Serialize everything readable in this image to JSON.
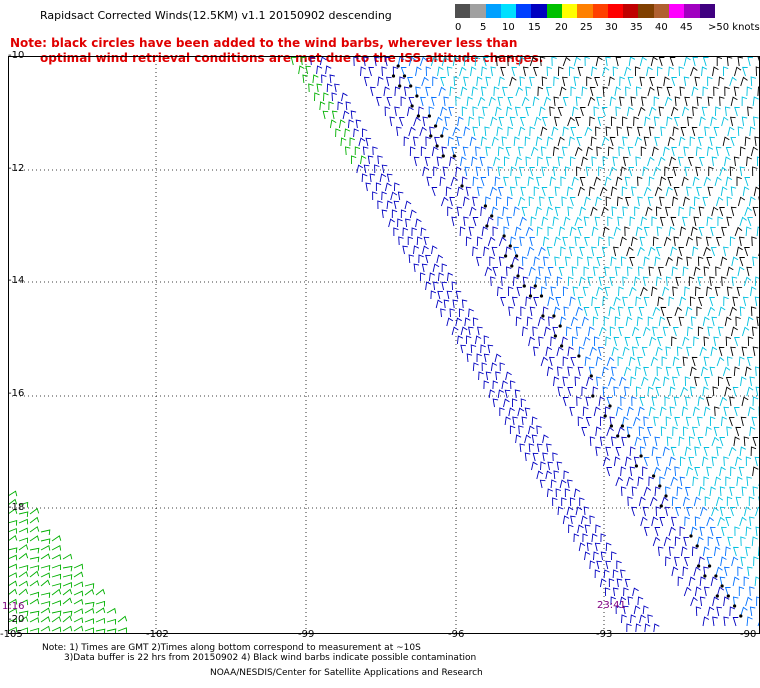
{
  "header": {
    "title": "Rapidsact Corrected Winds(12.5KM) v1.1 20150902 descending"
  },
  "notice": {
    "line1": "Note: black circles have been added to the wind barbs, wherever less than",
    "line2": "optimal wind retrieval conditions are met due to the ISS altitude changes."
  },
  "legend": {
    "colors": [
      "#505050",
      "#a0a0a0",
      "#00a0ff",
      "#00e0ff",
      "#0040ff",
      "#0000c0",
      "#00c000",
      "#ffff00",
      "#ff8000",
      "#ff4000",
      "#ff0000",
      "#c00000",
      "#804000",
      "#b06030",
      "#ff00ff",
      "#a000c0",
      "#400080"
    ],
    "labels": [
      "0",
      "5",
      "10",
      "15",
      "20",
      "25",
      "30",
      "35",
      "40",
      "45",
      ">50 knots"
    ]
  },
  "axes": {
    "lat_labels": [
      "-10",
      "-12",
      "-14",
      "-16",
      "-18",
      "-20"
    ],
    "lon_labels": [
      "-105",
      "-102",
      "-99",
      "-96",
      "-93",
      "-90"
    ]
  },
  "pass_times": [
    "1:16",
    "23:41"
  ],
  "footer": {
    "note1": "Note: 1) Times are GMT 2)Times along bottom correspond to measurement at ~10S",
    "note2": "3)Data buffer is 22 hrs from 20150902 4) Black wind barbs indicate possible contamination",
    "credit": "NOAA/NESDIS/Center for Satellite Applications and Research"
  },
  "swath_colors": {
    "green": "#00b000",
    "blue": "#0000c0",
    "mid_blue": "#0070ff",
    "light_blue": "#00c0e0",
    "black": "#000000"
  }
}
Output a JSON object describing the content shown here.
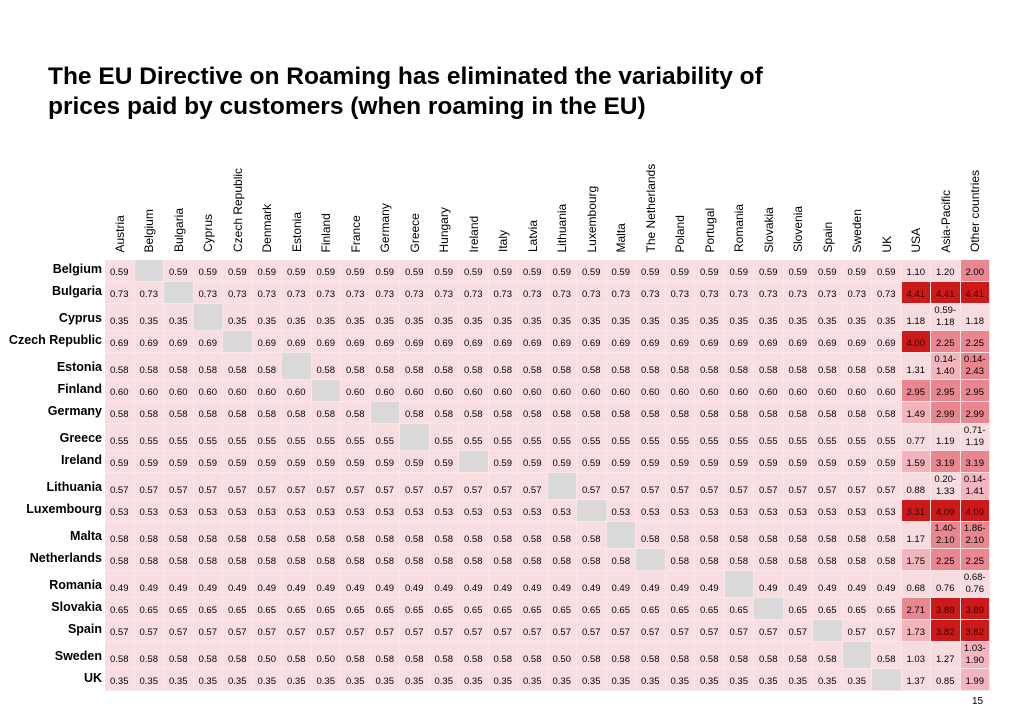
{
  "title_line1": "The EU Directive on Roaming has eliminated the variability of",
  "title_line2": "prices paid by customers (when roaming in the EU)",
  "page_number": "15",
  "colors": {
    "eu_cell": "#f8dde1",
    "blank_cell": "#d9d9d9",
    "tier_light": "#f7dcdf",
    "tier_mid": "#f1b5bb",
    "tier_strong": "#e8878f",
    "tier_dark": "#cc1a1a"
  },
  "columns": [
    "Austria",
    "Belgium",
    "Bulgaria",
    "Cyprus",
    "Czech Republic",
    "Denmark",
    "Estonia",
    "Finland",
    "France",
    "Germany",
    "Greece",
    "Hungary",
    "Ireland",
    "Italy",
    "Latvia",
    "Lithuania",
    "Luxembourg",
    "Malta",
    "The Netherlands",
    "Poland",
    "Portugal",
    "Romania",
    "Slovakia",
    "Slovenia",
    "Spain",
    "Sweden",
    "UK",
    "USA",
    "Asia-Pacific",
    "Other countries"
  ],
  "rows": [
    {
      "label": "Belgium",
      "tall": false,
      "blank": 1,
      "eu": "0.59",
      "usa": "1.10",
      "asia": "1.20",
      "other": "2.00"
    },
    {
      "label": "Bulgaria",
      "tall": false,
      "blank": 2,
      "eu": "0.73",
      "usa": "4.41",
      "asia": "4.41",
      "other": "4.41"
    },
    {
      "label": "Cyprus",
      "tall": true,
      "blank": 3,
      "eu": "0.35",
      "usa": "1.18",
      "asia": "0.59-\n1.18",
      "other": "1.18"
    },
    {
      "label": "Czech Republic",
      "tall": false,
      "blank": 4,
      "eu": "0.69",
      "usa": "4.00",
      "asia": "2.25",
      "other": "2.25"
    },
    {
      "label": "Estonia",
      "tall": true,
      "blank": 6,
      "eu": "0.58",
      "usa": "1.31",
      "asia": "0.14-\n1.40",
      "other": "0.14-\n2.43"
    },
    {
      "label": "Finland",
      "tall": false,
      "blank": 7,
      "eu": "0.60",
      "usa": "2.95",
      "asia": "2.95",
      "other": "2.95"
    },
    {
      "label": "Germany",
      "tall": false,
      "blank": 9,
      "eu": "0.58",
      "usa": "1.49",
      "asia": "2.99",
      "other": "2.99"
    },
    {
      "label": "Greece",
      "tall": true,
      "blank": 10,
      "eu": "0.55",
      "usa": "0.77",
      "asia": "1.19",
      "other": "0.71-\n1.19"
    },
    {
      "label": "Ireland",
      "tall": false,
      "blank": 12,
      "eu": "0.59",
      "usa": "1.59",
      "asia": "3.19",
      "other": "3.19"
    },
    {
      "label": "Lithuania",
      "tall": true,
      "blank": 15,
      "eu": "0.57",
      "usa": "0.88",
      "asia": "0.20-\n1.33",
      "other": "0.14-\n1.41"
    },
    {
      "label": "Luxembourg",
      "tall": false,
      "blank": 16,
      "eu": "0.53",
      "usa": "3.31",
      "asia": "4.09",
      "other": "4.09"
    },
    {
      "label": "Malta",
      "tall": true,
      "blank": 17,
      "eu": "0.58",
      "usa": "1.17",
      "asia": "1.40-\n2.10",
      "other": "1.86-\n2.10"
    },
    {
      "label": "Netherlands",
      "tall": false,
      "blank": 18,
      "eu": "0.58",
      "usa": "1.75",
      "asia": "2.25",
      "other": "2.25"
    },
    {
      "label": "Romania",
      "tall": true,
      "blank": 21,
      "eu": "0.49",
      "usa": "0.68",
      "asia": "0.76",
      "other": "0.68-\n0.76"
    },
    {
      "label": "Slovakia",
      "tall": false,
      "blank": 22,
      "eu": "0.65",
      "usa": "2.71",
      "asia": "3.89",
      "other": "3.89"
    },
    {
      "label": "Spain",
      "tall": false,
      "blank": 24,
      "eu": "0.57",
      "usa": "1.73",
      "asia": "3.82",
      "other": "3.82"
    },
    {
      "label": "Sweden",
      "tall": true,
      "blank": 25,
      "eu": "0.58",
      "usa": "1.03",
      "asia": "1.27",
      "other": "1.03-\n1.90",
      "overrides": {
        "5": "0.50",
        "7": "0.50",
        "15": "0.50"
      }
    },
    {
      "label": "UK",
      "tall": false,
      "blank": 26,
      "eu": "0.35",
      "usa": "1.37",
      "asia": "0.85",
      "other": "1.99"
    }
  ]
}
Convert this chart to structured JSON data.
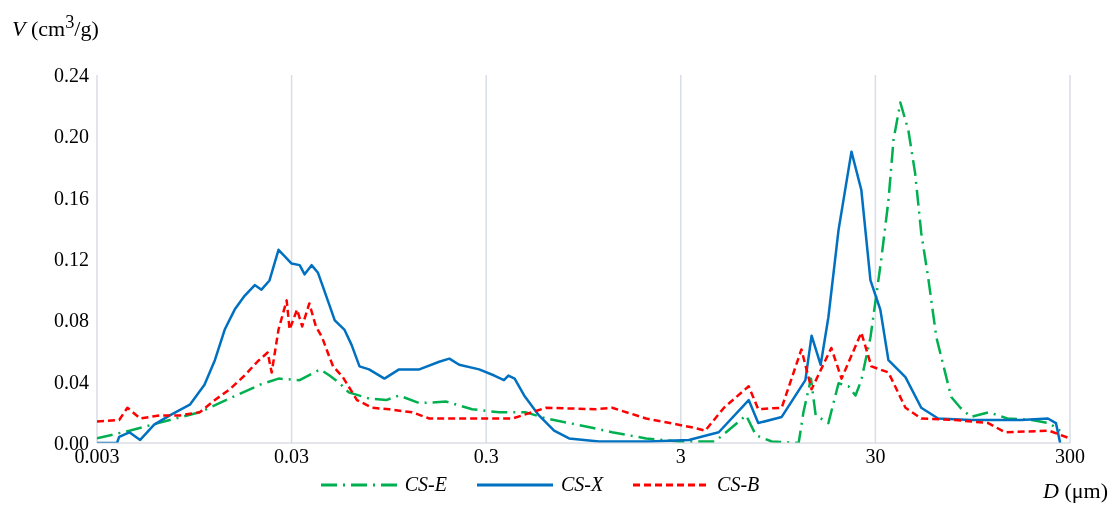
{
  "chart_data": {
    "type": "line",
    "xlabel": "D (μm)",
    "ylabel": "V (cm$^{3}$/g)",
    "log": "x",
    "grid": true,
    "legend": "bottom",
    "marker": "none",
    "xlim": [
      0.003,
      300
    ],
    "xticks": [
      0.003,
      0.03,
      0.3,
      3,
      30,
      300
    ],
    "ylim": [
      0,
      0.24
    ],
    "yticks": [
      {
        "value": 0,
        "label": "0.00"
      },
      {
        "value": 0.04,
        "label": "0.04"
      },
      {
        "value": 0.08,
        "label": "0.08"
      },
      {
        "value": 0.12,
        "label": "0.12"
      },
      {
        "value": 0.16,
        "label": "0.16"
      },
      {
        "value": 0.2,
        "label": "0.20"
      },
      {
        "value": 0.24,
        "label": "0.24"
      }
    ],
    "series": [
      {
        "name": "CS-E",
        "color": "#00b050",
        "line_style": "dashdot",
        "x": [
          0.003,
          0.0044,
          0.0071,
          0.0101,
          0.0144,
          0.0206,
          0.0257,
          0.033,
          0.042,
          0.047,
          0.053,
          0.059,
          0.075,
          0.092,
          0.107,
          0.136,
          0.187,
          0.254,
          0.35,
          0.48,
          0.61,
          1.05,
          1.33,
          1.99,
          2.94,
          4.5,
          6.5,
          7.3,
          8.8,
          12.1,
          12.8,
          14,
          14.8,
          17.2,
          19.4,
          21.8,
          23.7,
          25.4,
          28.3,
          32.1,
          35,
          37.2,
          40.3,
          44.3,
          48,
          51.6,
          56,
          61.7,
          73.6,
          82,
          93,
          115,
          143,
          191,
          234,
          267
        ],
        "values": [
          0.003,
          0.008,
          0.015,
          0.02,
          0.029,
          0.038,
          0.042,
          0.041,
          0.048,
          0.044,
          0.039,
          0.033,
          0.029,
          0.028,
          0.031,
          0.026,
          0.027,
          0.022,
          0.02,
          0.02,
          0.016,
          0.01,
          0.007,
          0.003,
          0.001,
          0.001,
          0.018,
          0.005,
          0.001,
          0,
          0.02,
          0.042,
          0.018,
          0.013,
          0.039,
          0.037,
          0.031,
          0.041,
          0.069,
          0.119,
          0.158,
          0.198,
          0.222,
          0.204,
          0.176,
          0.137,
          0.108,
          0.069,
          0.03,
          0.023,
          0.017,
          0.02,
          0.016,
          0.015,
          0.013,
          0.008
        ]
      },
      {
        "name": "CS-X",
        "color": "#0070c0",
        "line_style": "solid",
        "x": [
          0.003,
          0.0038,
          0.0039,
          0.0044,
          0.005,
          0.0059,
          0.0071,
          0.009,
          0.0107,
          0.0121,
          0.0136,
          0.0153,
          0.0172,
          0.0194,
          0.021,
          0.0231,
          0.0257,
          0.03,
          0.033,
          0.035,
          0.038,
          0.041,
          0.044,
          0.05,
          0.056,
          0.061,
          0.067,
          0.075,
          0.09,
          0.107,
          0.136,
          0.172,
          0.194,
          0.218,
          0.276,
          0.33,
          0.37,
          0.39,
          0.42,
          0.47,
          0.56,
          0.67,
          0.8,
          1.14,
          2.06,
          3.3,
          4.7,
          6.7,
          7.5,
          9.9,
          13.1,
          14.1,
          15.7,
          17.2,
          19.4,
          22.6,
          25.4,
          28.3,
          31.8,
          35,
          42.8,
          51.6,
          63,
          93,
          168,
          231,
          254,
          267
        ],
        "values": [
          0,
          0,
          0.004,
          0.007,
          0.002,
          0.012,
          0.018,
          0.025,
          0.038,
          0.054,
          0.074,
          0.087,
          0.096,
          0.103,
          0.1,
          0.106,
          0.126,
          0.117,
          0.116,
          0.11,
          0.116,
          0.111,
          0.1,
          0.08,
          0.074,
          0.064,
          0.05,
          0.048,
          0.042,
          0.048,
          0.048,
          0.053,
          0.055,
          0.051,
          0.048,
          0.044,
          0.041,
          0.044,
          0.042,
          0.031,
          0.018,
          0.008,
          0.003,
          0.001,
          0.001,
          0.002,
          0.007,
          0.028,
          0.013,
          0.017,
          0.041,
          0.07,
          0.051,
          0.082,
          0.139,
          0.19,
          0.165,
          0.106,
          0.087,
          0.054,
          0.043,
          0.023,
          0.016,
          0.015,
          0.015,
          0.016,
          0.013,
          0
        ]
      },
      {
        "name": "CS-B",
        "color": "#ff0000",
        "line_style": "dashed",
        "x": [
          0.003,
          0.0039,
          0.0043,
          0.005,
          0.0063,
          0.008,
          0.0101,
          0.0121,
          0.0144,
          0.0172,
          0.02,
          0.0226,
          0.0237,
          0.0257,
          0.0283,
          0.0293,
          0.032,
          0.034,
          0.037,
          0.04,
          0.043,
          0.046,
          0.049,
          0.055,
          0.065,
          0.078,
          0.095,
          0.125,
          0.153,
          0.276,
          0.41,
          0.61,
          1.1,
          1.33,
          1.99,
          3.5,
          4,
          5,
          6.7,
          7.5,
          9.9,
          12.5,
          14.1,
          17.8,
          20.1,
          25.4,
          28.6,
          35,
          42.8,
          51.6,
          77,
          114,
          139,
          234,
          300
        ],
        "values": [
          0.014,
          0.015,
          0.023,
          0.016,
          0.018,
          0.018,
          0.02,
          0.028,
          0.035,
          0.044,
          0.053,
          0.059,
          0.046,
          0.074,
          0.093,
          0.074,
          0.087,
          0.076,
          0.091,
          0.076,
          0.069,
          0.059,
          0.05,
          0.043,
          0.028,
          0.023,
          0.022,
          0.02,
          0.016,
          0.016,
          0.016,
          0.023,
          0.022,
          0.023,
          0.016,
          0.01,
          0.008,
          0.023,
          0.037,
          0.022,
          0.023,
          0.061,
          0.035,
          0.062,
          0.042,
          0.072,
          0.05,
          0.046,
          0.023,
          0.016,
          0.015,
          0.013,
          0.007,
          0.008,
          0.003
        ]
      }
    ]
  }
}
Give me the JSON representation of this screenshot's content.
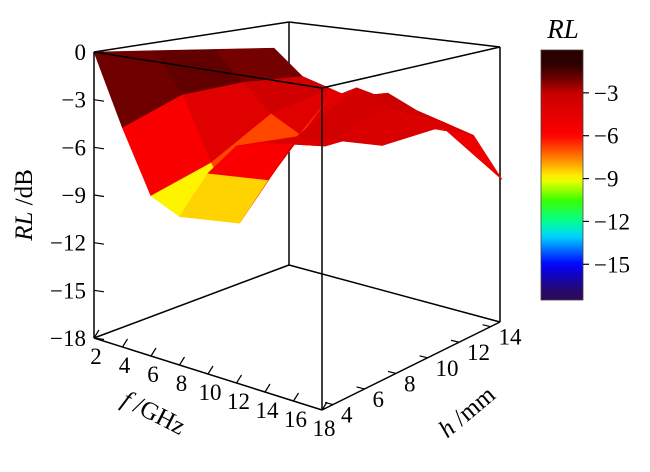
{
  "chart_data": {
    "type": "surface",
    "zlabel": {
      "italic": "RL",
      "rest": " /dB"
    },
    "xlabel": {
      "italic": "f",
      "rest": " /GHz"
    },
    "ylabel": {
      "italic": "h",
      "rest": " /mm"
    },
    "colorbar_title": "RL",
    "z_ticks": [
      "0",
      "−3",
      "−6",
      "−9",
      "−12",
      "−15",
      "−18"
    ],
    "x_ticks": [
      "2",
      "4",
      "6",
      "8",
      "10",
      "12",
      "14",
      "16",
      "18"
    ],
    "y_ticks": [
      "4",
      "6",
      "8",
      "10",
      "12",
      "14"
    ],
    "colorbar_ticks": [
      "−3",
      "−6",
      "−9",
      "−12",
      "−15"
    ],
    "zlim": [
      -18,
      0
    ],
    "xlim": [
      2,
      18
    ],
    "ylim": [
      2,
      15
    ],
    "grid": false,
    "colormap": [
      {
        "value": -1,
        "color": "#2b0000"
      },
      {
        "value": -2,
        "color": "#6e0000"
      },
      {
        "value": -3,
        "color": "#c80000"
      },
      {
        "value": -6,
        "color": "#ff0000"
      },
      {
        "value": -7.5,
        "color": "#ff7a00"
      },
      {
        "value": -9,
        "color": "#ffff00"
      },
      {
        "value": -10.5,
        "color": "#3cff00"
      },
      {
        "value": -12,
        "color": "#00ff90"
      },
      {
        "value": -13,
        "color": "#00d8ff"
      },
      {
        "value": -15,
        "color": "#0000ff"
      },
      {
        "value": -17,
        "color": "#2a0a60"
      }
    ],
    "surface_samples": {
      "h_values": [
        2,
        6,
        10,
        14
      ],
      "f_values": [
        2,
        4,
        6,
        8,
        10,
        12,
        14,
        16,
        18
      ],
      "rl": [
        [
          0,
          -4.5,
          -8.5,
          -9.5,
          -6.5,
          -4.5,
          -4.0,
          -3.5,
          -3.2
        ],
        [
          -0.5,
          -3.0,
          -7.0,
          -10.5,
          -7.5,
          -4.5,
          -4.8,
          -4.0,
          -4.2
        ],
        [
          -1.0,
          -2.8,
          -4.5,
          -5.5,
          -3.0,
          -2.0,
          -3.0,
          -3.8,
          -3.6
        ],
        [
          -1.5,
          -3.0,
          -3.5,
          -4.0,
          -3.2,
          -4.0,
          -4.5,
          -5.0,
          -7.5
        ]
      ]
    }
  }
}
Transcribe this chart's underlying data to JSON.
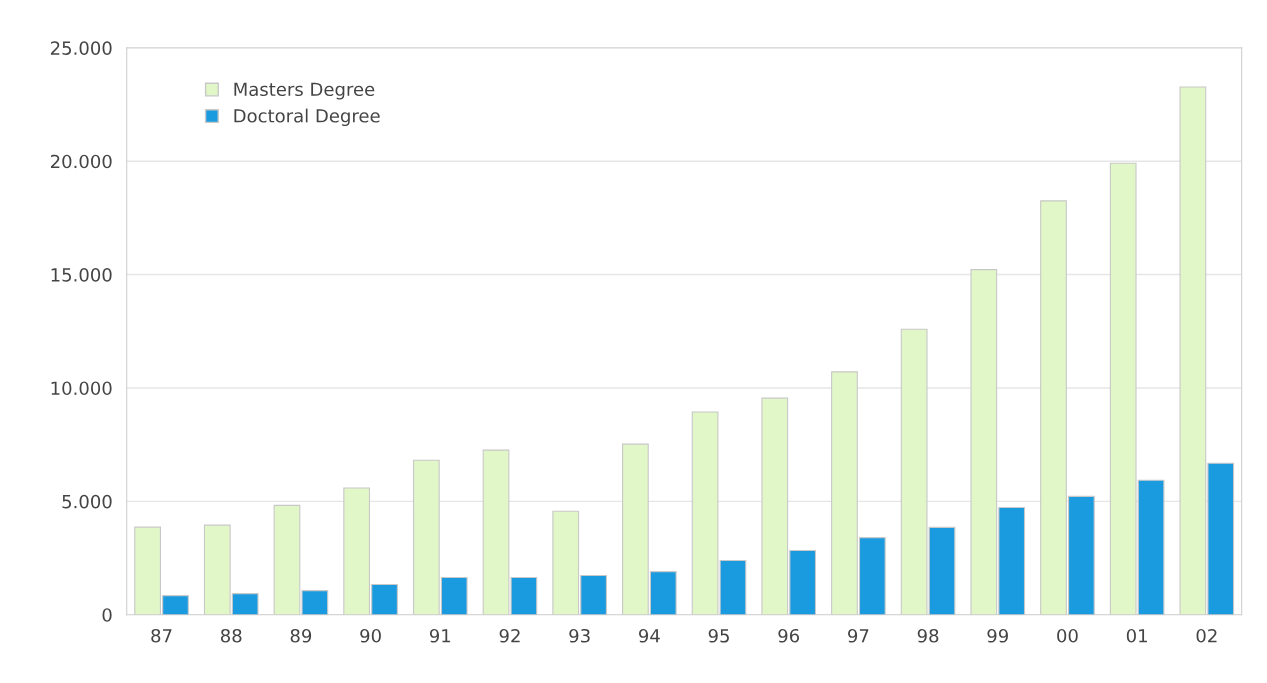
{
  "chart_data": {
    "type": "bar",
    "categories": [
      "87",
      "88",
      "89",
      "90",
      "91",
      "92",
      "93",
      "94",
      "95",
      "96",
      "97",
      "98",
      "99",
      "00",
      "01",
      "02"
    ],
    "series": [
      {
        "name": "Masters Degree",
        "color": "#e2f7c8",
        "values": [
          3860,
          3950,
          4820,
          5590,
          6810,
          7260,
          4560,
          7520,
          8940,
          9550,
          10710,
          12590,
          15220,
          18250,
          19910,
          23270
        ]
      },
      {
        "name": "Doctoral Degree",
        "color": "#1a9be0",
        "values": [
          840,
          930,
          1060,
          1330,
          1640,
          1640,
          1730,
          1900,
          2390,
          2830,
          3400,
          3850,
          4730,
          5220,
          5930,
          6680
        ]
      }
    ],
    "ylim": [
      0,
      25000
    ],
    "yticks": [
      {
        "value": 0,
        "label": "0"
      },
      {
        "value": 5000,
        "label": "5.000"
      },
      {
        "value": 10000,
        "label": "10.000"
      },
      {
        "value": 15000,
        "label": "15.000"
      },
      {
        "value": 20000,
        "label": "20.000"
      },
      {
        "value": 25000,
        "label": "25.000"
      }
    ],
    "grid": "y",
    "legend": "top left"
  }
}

* [TASK TO CARRY OUT]: For the listing above, give the number of lines in which the string "Netherlands" occurs, and nothing else.

* [COMPLETE ANSWER]: 2